**Supplied information:**
◆ ◆ ◆
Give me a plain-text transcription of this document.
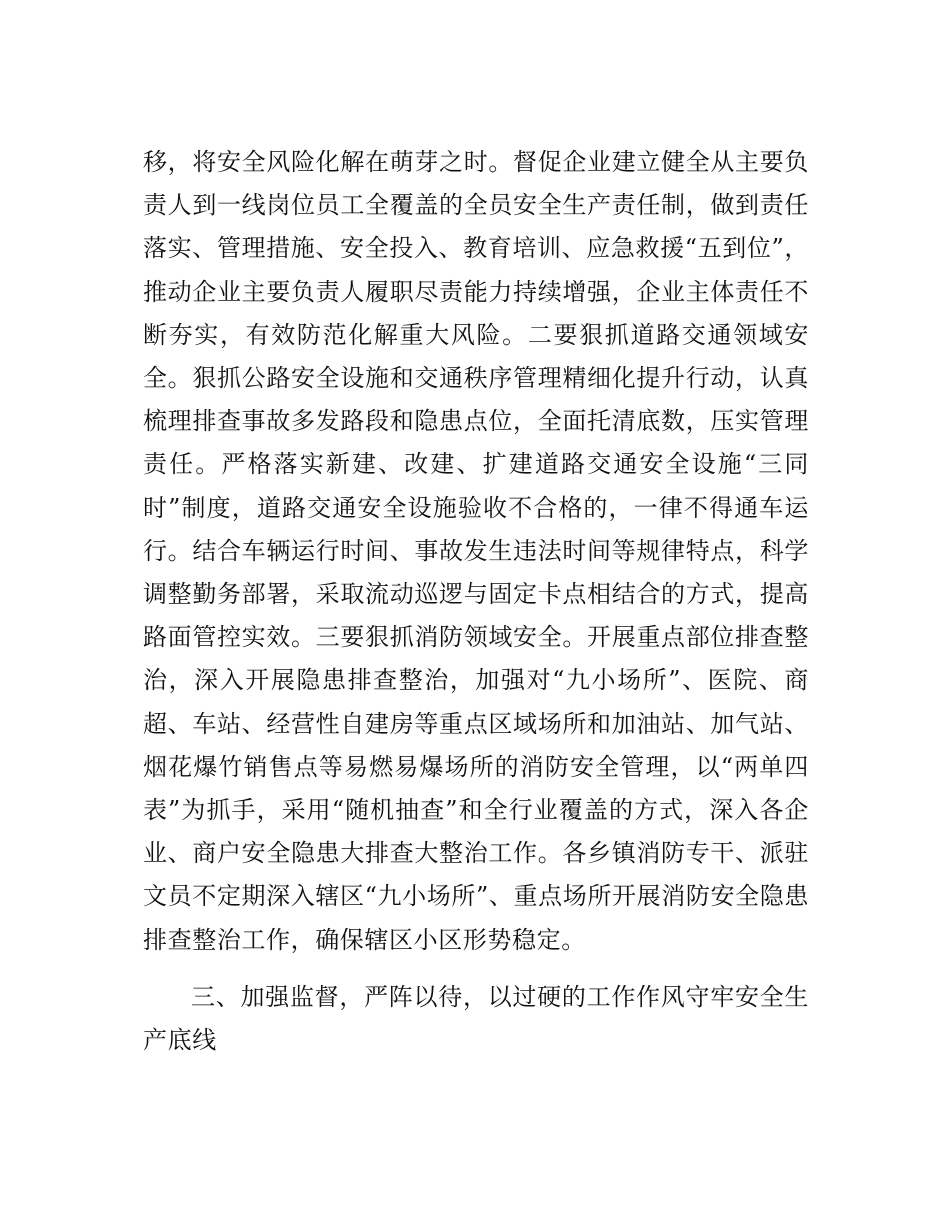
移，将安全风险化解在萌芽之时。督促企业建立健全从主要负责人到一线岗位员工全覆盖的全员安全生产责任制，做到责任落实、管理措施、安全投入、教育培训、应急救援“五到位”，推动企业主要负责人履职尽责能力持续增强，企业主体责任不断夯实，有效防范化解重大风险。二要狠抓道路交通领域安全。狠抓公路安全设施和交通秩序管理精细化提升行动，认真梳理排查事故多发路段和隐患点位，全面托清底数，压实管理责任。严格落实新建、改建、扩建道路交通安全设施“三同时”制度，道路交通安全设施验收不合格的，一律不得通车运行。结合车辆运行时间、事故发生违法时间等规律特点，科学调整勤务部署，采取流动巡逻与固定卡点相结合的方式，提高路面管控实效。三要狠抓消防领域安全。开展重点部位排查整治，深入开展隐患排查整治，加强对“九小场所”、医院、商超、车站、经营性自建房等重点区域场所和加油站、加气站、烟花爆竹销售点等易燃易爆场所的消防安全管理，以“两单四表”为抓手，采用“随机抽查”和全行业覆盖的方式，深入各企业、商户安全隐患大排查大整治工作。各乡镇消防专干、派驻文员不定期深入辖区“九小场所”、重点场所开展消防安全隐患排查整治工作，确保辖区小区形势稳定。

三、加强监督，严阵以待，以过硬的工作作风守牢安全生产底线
◆ ◆ ◆
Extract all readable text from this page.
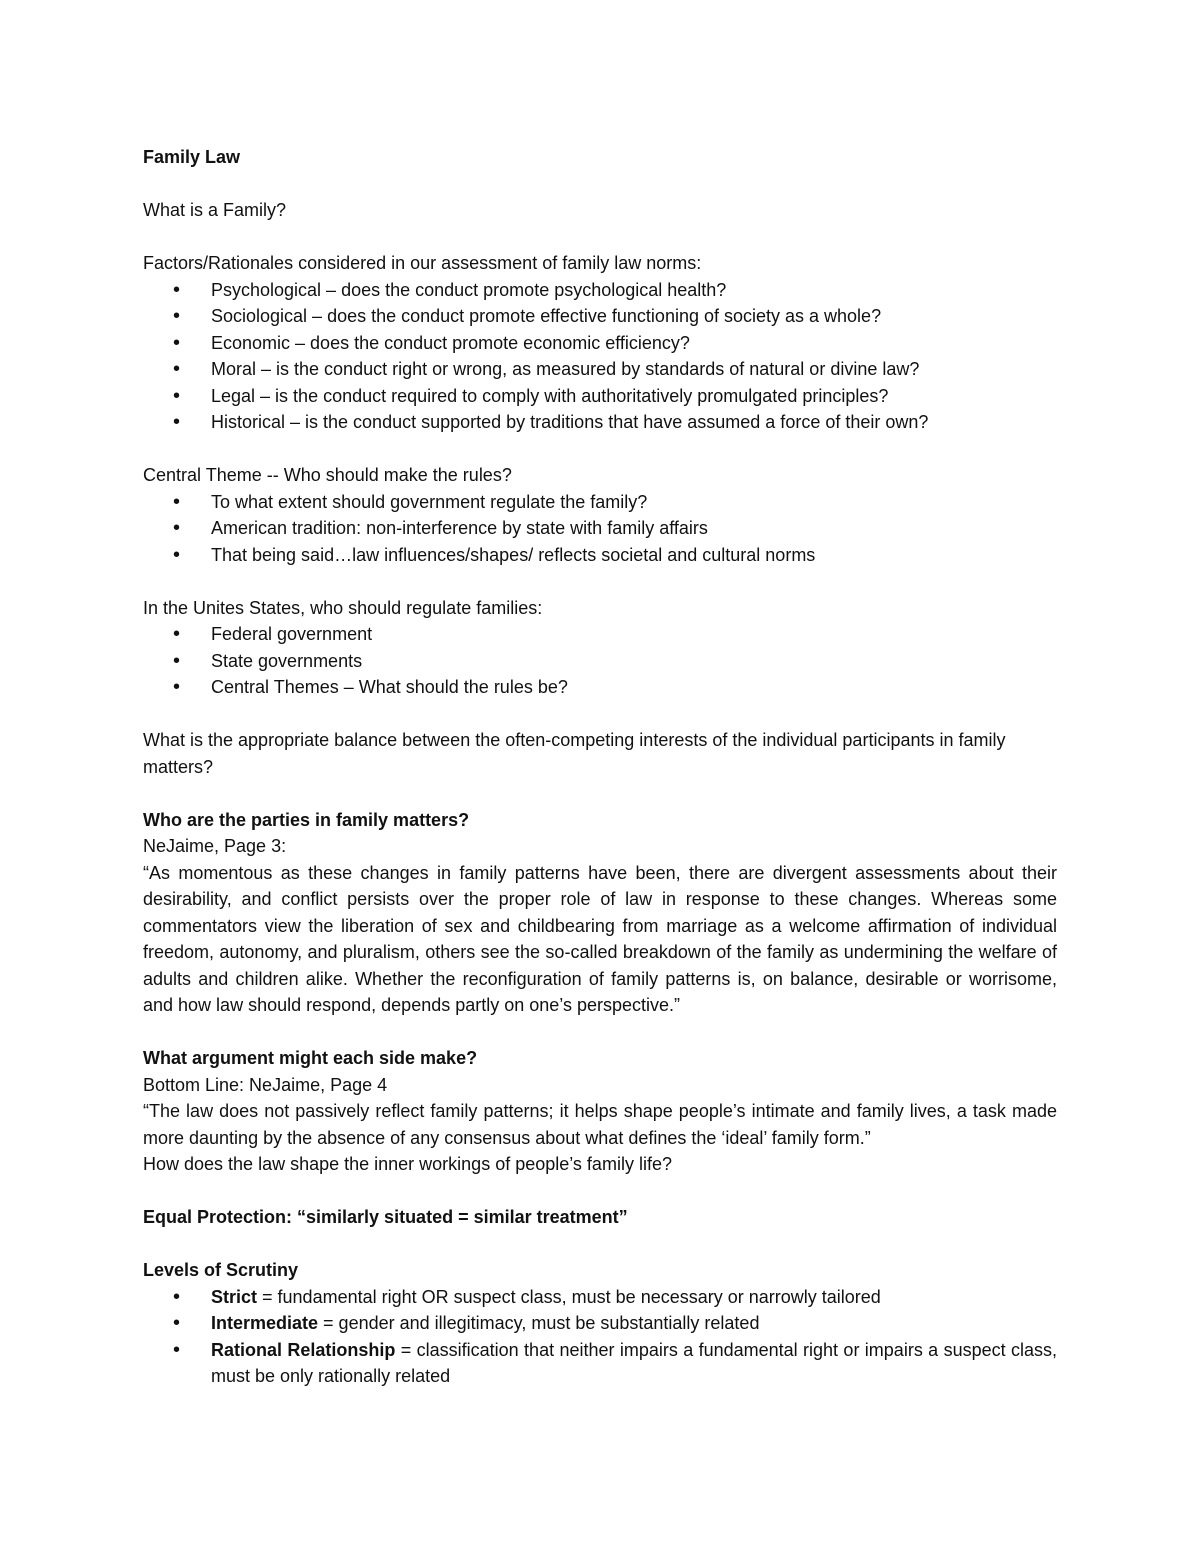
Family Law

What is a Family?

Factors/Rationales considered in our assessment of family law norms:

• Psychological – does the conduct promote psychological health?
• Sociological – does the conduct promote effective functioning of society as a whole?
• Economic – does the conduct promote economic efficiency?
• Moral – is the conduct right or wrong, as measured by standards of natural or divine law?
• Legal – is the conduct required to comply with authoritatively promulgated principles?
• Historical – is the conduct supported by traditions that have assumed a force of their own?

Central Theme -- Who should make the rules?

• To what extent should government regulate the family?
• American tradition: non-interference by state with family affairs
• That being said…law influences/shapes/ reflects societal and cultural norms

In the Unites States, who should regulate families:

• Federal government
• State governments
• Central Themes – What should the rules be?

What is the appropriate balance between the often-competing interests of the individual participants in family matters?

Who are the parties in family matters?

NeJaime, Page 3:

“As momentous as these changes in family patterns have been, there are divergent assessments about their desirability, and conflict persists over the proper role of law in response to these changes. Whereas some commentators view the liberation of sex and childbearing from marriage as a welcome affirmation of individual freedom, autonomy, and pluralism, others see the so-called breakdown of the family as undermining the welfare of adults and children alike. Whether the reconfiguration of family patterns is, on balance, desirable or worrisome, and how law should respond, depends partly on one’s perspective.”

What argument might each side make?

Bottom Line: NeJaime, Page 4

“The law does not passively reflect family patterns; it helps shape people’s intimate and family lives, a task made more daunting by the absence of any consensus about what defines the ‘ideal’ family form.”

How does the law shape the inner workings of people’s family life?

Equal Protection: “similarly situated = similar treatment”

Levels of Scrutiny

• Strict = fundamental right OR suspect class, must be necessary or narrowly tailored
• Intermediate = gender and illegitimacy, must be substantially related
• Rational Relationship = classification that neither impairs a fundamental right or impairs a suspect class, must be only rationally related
◆ ◆ ◆
**What is needed:**
Tally the lines of the records holding the word "should", then state only the tally.

**The result:**
5